> Task prompt:
Give the data again, word for word.

> Data records:
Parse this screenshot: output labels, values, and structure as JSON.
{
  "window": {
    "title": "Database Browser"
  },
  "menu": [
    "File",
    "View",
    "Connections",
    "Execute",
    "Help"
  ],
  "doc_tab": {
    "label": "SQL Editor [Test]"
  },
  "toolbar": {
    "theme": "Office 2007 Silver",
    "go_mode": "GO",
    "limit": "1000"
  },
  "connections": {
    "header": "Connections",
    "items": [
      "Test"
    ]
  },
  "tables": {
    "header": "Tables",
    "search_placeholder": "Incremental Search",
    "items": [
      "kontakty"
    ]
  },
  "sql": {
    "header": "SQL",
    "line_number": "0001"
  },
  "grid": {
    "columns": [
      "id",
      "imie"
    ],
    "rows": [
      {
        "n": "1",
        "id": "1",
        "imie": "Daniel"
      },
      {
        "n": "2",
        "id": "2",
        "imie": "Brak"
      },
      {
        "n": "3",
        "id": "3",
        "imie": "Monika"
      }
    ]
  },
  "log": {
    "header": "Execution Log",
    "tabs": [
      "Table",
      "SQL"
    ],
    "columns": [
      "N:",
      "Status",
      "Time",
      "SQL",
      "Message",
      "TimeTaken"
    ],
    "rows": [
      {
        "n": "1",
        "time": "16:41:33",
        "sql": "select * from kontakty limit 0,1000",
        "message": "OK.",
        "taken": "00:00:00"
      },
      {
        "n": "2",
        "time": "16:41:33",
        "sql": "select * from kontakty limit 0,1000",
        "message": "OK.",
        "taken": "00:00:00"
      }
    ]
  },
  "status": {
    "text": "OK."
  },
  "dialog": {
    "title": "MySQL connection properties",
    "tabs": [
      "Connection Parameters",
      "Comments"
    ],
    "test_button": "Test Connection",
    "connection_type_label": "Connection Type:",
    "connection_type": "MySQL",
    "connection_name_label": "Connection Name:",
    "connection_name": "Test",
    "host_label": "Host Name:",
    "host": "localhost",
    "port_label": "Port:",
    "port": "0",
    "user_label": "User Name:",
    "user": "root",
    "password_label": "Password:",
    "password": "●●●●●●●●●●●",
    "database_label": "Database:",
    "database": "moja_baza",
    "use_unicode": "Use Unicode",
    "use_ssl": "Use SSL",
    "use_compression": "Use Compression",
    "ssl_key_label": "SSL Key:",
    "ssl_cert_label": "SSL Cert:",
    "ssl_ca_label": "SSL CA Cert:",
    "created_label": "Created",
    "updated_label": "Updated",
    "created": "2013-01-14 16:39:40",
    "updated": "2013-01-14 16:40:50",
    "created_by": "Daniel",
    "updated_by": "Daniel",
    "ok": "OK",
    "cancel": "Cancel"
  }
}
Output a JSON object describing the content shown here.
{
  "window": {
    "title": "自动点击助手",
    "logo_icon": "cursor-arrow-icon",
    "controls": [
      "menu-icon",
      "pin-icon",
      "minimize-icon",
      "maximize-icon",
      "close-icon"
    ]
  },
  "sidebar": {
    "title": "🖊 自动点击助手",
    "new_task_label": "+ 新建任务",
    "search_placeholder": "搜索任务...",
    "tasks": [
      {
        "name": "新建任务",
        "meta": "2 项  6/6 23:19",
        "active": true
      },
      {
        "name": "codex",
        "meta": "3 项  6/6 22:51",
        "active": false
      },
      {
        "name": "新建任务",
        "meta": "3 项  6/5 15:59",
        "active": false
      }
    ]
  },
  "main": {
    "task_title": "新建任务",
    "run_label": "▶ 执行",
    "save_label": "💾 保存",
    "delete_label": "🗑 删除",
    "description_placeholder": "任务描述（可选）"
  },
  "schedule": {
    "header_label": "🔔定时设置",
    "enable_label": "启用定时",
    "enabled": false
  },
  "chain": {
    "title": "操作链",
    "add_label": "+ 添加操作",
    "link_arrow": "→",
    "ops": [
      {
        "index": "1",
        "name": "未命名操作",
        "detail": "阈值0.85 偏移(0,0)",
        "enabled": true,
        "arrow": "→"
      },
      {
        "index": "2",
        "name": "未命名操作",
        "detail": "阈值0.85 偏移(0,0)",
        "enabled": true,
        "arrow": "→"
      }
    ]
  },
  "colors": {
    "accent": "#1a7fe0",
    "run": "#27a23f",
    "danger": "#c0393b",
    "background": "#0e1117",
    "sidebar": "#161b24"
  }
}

> Solved problem:
Parse this screenshot: output labels, values, and structure as JSON.
{
  "window": {
    "title": "Database Browser"
  },
  "menu": [
    "File",
    "View",
    "Connections",
    "Execute",
    "Help"
  ],
  "doc_tab": {
    "label": "SQL Editor [Test]"
  },
  "toolbar": {
    "theme": "Office 2007 Silver",
    "go_mode": "GO",
    "limit": "1000"
  },
  "connections": {
    "header": "Connections",
    "items": [
      "Test"
    ]
  },
  "tables": {
    "header": "Tables",
    "search_placeholder": "Incremental Search",
    "items": [
      "kontakty"
    ]
  },
  "sql": {
    "header": "SQL",
    "line_number": "0001"
  },
  "grid": {
    "columns": [
      "id",
      "imie"
    ],
    "rows": [
      {
        "n": "1",
        "id": "1",
        "imie": "Daniel"
      },
      {
        "n": "2",
        "id": "2",
        "imie": "Brak"
      },
      {
        "n": "3",
        "id": "3",
        "imie": "Monika"
      }
    ]
  },
  "log": {
    "header": "Execution Log",
    "tabs": [
      "Table",
      "SQL"
    ],
    "columns": [
      "N:",
      "Status",
      "Time",
      "SQL",
      "Message",
      "TimeTaken"
    ],
    "rows": [
      {
        "n": "1",
        "time": "16:41:33",
        "sql": "select * from kontakty limit 0,1000",
        "message": "OK.",
        "taken": "00:00:00"
      },
      {
        "n": "2",
        "time": "16:41:33",
        "sql": "select * from kontakty limit 0,1000",
        "message": "OK.",
        "taken": "00:00:00"
      }
    ]
  },
  "status": {
    "text": "OK."
  },
  "dialog": {
    "title": "MySQL connection properties",
    "tabs": [
      "Connection Parameters",
      "Comments"
    ],
    "test_button": "Test Connection",
    "connection_type_label": "Connection Type:",
    "connection_type": "MySQL",
    "connection_name_label": "Connection Name:",
    "connection_name": "Test",
    "host_label": "Host Name:",
    "host": "localhost",
    "port_label": "Port:",
    "port": "0",
    "user_label": "User Name:",
    "user": "root",
    "password_label": "Password:",
    "password": "●●●●●●●●●●●",
    "database_label": "Database:",
    "database": "moja_baza",
    "use_unicode": "Use Unicode",
    "use_ssl": "Use SSL",
    "use_compression": "Use Compression",
    "ssl_key_label": "SSL Key:",
    "ssl_cert_label": "SSL Cert:",
    "ssl_ca_label": "SSL CA Cert:",
    "created_label": "Created",
    "updated_label": "Updated",
    "created": "2013-01-14 16:39:40",
    "updated": "2013-01-14 16:40:50",
    "created_by": "Daniel",
    "updated_by": "Daniel",
    "ok": "OK",
    "cancel": "Cancel"
  }
}
Output a JSON object describing the content shown here.
{
  "window": {
    "title": "自动点击助手",
    "logo_icon": "cursor-arrow-icon",
    "controls": [
      "menu-icon",
      "pin-icon",
      "minimize-icon",
      "maximize-icon",
      "close-icon"
    ]
  },
  "sidebar": {
    "title": "🖊 自动点击助手",
    "new_task_label": "+ 新建任务",
    "search_placeholder": "搜索任务...",
    "tasks": [
      {
        "name": "新建任务",
        "meta": "2 项  6/6 23:19",
        "active": true
      },
      {
        "name": "codex",
        "meta": "3 项  6/6 22:51",
        "active": false
      },
      {
        "name": "新建任务",
        "meta": "3 项  6/5 15:59",
        "active": false
      }
    ]
  },
  "main": {
    "task_title": "新建任务",
    "run_label": "▶ 执行",
    "save_label": "💾 保存",
    "delete_label": "🗑 删除",
    "description_placeholder": "任务描述（可选）"
  },
  "schedule": {
    "header_label": "🔔定时设置",
    "enable_label": "启用定时",
    "enabled": false
  },
  "chain": {
    "title": "操作链",
    "add_label": "+ 添加操作",
    "link_arrow": "→",
    "ops": [
      {
        "index": "1",
        "name": "未命名操作",
        "detail": "阈值0.85 偏移(0,0)",
        "enabled": true,
        "arrow": "→"
      },
      {
        "index": "2",
        "name": "未命名操作",
        "detail": "阈值0.85 偏移(0,0)",
        "enabled": true,
        "arrow": "→"
      }
    ]
  },
  "colors": {
    "accent": "#1a7fe0",
    "run": "#27a23f",
    "danger": "#c0393b",
    "background": "#0e1117",
    "sidebar": "#161b24"
  }
}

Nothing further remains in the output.